RECORD EXCERPTS:

- - - - -

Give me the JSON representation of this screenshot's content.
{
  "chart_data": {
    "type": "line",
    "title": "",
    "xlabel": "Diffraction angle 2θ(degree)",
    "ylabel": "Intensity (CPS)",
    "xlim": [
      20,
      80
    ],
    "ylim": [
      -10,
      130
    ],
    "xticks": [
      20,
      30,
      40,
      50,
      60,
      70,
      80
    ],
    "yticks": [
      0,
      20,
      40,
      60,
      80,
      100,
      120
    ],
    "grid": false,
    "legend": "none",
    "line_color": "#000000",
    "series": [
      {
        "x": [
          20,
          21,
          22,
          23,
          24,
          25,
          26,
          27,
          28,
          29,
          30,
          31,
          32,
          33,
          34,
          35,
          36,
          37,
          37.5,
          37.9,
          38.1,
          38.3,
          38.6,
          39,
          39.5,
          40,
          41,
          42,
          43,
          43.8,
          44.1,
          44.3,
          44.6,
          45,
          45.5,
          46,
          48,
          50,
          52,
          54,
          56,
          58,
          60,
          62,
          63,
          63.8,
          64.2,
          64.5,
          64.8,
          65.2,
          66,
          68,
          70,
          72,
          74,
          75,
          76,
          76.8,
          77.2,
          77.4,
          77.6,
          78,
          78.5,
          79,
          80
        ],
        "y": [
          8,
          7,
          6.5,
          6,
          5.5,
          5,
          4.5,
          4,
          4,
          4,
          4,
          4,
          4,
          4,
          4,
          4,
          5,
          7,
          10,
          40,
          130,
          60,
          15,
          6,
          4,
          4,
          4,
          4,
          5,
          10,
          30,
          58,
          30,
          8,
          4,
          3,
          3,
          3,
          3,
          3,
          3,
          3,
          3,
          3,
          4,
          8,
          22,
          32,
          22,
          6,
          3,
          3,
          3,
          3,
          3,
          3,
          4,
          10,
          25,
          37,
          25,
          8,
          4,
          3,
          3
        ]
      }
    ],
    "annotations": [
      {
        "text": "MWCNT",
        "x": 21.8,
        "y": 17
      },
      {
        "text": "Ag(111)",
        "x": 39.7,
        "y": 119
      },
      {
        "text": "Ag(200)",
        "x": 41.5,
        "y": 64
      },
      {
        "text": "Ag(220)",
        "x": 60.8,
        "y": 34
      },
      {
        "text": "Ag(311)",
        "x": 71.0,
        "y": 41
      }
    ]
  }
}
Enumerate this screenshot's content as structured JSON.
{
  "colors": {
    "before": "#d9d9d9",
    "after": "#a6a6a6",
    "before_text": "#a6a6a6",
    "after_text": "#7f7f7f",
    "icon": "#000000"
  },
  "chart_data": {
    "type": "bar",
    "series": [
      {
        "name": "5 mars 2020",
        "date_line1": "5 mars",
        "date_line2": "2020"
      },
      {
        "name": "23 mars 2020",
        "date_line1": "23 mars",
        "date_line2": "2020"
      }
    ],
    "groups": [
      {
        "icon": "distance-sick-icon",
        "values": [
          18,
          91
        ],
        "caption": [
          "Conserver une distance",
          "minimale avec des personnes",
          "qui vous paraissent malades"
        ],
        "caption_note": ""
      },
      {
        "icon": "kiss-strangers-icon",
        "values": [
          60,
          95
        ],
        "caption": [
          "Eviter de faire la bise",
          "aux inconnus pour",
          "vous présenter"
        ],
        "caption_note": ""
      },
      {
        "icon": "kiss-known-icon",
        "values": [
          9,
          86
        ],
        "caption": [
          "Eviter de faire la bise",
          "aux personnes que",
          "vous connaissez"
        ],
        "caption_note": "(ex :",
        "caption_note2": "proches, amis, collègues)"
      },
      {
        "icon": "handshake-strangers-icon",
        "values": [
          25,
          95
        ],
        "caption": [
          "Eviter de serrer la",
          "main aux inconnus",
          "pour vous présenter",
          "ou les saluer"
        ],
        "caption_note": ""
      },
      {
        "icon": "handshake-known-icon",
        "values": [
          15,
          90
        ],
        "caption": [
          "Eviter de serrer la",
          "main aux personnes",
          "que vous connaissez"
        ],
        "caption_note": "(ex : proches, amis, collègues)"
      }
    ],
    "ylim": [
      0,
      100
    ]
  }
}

- - - - -

DO THIS:
How many lines of these entries hold the string "amis"? Answer with the number alone.

ANSWER TO THE EXERCISE:
2